Every entry should be repeated exactly. Omit the pictures.

— Begin DATASET ENTRIES —

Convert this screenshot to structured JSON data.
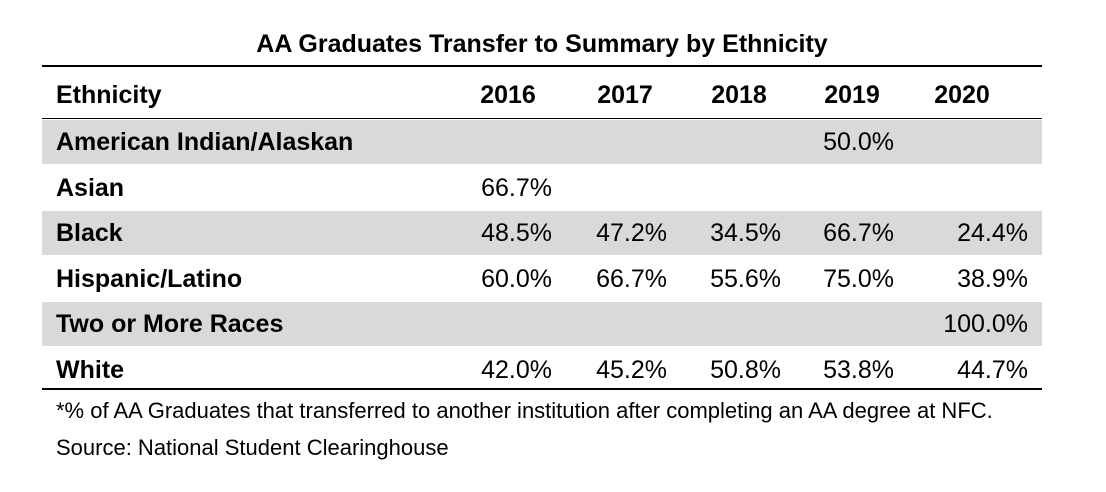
{
  "header": {
    "title": "AA Graduates Transfer to Summary by Ethnicity"
  },
  "table": {
    "columns": [
      "Ethnicity",
      "2016",
      "2017",
      "2018",
      "2019",
      "2020"
    ],
    "rows": [
      [
        "American Indian/Alaskan",
        null,
        null,
        null,
        "50.0%",
        null
      ],
      [
        "Asian",
        "66.7%",
        null,
        null,
        null,
        null
      ],
      [
        "Black",
        "48.5%",
        "47.2%",
        "34.5%",
        "66.7%",
        "24.4%"
      ],
      [
        "Hispanic/Latino",
        "60.0%",
        "66.7%",
        "55.6%",
        "75.0%",
        "38.9%"
      ],
      [
        "Two or More Races",
        null,
        null,
        null,
        null,
        "100.0%"
      ],
      [
        "White",
        "42.0%",
        "45.2%",
        "50.8%",
        "53.8%",
        "44.7%"
      ]
    ]
  },
  "footnote": "*% of AA Graduates that transferred to another institution after completing an AA degree at NFC. Source: National Student Clearinghouse"
}
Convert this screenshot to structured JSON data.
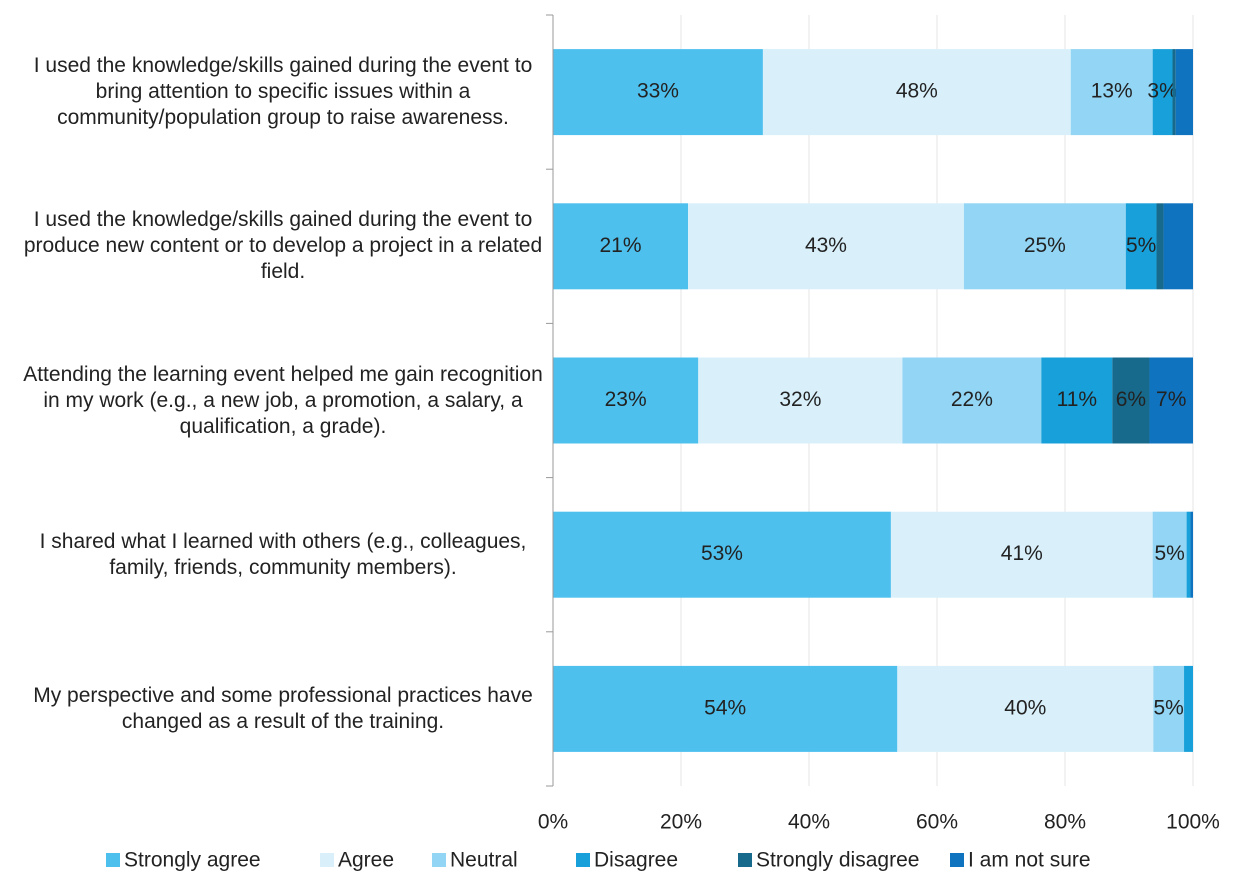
{
  "chart_data": {
    "type": "stacked-bar-horizontal",
    "categories": [
      "I used the knowledge/skills gained during the event to bring attention to specific issues within a community/population group to raise awareness.",
      "I used the knowledge/skills gained during the event to produce new content or to develop a project in a related field.",
      "Attending the learning event helped me gain recognition in my work (e.g., a new job, a promotion, a salary, a qualification, a grade).",
      "I shared what I learned with others (e.g., colleagues, family, friends, community members).",
      "My perspective and some professional practices have changed as a result of the training."
    ],
    "series": [
      {
        "name": "Strongly agree",
        "color": "#4dc0ee",
        "values": [
          32.8,
          21.1,
          22.7,
          52.8,
          53.8
        ],
        "value_labels": [
          "33%",
          "21%",
          "23%",
          "53%",
          "54%"
        ]
      },
      {
        "name": "Agree",
        "color": "#d9f0fb",
        "values": [
          48.1,
          43.1,
          31.9,
          40.9,
          40.0
        ],
        "value_labels": [
          "48%",
          "43%",
          "32%",
          "41%",
          "40%"
        ]
      },
      {
        "name": "Neutral",
        "color": "#92d5f4",
        "values": [
          12.8,
          25.3,
          21.7,
          5.3,
          4.8
        ],
        "value_labels": [
          "13%",
          "25%",
          "22%",
          "5%",
          "5%"
        ]
      },
      {
        "name": "Disagree",
        "color": "#17a0d9",
        "values": [
          3.1,
          4.8,
          11.1,
          0.6,
          1.4
        ],
        "value_labels": [
          "3%",
          "5%",
          "11%",
          null,
          null
        ]
      },
      {
        "name": "Strongly disagree",
        "color": "#176a8c",
        "values": [
          0.5,
          1.1,
          5.8,
          0,
          0
        ],
        "value_labels": [
          null,
          null,
          "6%",
          null,
          null
        ]
      },
      {
        "name": "I am not sure",
        "color": "#0f73c0",
        "values": [
          2.7,
          4.6,
          6.8,
          0.4,
          0
        ],
        "value_labels": [
          null,
          null,
          "7%",
          null,
          null
        ]
      }
    ],
    "xlim": [
      0,
      100
    ],
    "xticks": [
      {
        "value": 0,
        "label": "0%"
      },
      {
        "value": 20,
        "label": "20%"
      },
      {
        "value": 40,
        "label": "40%"
      },
      {
        "value": 60,
        "label": "60%"
      },
      {
        "value": 80,
        "label": "80%"
      },
      {
        "value": 100,
        "label": "100%"
      }
    ],
    "grid": true,
    "legend": "bottom"
  }
}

— End DATASET ENTRIES —

RESULT BELOW:
Convert this screenshot to structured JSON data.
{
  "header": {
    "title": "AA Graduates Transfer to Summary by Ethnicity"
  },
  "table": {
    "columns": [
      "Ethnicity",
      "2016",
      "2017",
      "2018",
      "2019",
      "2020"
    ],
    "rows": [
      [
        "American Indian/Alaskan",
        null,
        null,
        null,
        "50.0%",
        null
      ],
      [
        "Asian",
        "66.7%",
        null,
        null,
        null,
        null
      ],
      [
        "Black",
        "48.5%",
        "47.2%",
        "34.5%",
        "66.7%",
        "24.4%"
      ],
      [
        "Hispanic/Latino",
        "60.0%",
        "66.7%",
        "55.6%",
        "75.0%",
        "38.9%"
      ],
      [
        "Two or More Races",
        null,
        null,
        null,
        null,
        "100.0%"
      ],
      [
        "White",
        "42.0%",
        "45.2%",
        "50.8%",
        "53.8%",
        "44.7%"
      ]
    ]
  },
  "footnote": "*% of AA Graduates that transferred to another institution after completing an AA degree at NFC. Source: National Student Clearinghouse"
}
Convert this screenshot to structured JSON data.
{
  "chart_data": {
    "type": "stacked-bar-horizontal",
    "categories": [
      "I used the knowledge/skills gained during the event to bring attention to specific issues within a community/population group to raise awareness.",
      "I used the knowledge/skills gained during the event to produce new content or to develop a project in a related field.",
      "Attending the learning event helped me gain recognition in my work (e.g., a new job, a promotion, a salary, a qualification, a grade).",
      "I shared what I learned with others (e.g., colleagues, family, friends, community members).",
      "My perspective and some professional practices have changed as a result of the training."
    ],
    "series": [
      {
        "name": "Strongly agree",
        "color": "#4dc0ee",
        "values": [
          32.8,
          21.1,
          22.7,
          52.8,
          53.8
        ],
        "value_labels": [
          "33%",
          "21%",
          "23%",
          "53%",
          "54%"
        ]
      },
      {
        "name": "Agree",
        "color": "#d9f0fb",
        "values": [
          48.1,
          43.1,
          31.9,
          40.9,
          40.0
        ],
        "value_labels": [
          "48%",
          "43%",
          "32%",
          "41%",
          "40%"
        ]
      },
      {
        "name": "Neutral",
        "color": "#92d5f4",
        "values": [
          12.8,
          25.3,
          21.7,
          5.3,
          4.8
        ],
        "value_labels": [
          "13%",
          "25%",
          "22%",
          "5%",
          "5%"
        ]
      },
      {
        "name": "Disagree",
        "color": "#17a0d9",
        "values": [
          3.1,
          4.8,
          11.1,
          0.6,
          1.4
        ],
        "value_labels": [
          "3%",
          "5%",
          "11%",
          null,
          null
        ]
      },
      {
        "name": "Strongly disagree",
        "color": "#176a8c",
        "values": [
          0.5,
          1.1,
          5.8,
          0,
          0
        ],
        "value_labels": [
          null,
          null,
          "6%",
          null,
          null
        ]
      },
      {
        "name": "I am not sure",
        "color": "#0f73c0",
        "values": [
          2.7,
          4.6,
          6.8,
          0.4,
          0
        ],
        "value_labels": [
          null,
          null,
          "7%",
          null,
          null
        ]
      }
    ],
    "xlim": [
      0,
      100
    ],
    "xticks": [
      {
        "value": 0,
        "label": "0%"
      },
      {
        "value": 20,
        "label": "20%"
      },
      {
        "value": 40,
        "label": "40%"
      },
      {
        "value": 60,
        "label": "60%"
      },
      {
        "value": 80,
        "label": "80%"
      },
      {
        "value": 100,
        "label": "100%"
      }
    ],
    "grid": true,
    "legend": "bottom"
  }
}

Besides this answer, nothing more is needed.